* [WHAT IS ASKED] Find the lines below that contain the word "this" and count them. Only the number should be given.

* [MATERIAL PROVIDED]

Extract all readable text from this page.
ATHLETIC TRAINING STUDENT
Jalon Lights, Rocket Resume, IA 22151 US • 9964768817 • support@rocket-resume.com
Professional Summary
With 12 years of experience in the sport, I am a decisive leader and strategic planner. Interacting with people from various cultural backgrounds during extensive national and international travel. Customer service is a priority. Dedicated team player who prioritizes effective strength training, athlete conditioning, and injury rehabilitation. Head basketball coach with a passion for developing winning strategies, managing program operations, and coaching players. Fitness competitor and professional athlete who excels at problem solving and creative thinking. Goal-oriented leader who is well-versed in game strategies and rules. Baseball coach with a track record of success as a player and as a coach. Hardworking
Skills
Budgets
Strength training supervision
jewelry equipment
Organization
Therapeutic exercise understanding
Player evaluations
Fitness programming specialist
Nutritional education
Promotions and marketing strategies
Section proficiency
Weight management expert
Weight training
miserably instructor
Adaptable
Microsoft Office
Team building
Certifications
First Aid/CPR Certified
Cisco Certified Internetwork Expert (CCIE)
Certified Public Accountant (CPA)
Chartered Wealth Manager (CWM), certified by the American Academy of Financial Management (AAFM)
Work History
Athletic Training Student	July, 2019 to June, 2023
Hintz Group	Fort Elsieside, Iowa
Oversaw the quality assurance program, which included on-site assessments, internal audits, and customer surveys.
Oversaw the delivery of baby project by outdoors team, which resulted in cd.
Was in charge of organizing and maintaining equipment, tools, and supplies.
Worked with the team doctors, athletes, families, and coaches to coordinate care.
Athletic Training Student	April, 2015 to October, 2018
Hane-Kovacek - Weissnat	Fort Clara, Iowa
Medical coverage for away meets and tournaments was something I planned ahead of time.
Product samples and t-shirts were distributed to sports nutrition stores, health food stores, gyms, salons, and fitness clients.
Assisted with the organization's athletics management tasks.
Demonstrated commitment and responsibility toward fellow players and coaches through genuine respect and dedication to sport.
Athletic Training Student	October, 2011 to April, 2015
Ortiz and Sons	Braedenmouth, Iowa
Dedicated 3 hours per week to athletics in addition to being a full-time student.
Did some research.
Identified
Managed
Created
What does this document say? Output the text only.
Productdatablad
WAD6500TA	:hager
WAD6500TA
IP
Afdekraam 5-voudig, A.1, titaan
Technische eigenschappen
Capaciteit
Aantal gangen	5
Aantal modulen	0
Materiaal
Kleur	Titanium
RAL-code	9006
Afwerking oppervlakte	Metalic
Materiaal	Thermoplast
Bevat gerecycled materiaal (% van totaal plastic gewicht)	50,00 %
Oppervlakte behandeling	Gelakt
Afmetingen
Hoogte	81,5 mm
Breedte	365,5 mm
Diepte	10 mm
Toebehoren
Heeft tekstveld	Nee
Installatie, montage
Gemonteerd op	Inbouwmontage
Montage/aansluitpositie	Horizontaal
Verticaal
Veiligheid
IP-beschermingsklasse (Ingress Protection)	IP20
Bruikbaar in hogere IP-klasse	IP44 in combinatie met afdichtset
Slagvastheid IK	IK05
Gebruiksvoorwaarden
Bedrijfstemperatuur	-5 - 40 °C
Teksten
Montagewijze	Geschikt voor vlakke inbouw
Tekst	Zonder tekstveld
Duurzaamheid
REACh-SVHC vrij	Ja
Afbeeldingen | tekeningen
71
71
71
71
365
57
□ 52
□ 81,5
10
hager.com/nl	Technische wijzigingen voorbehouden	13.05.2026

* [RESULT] 2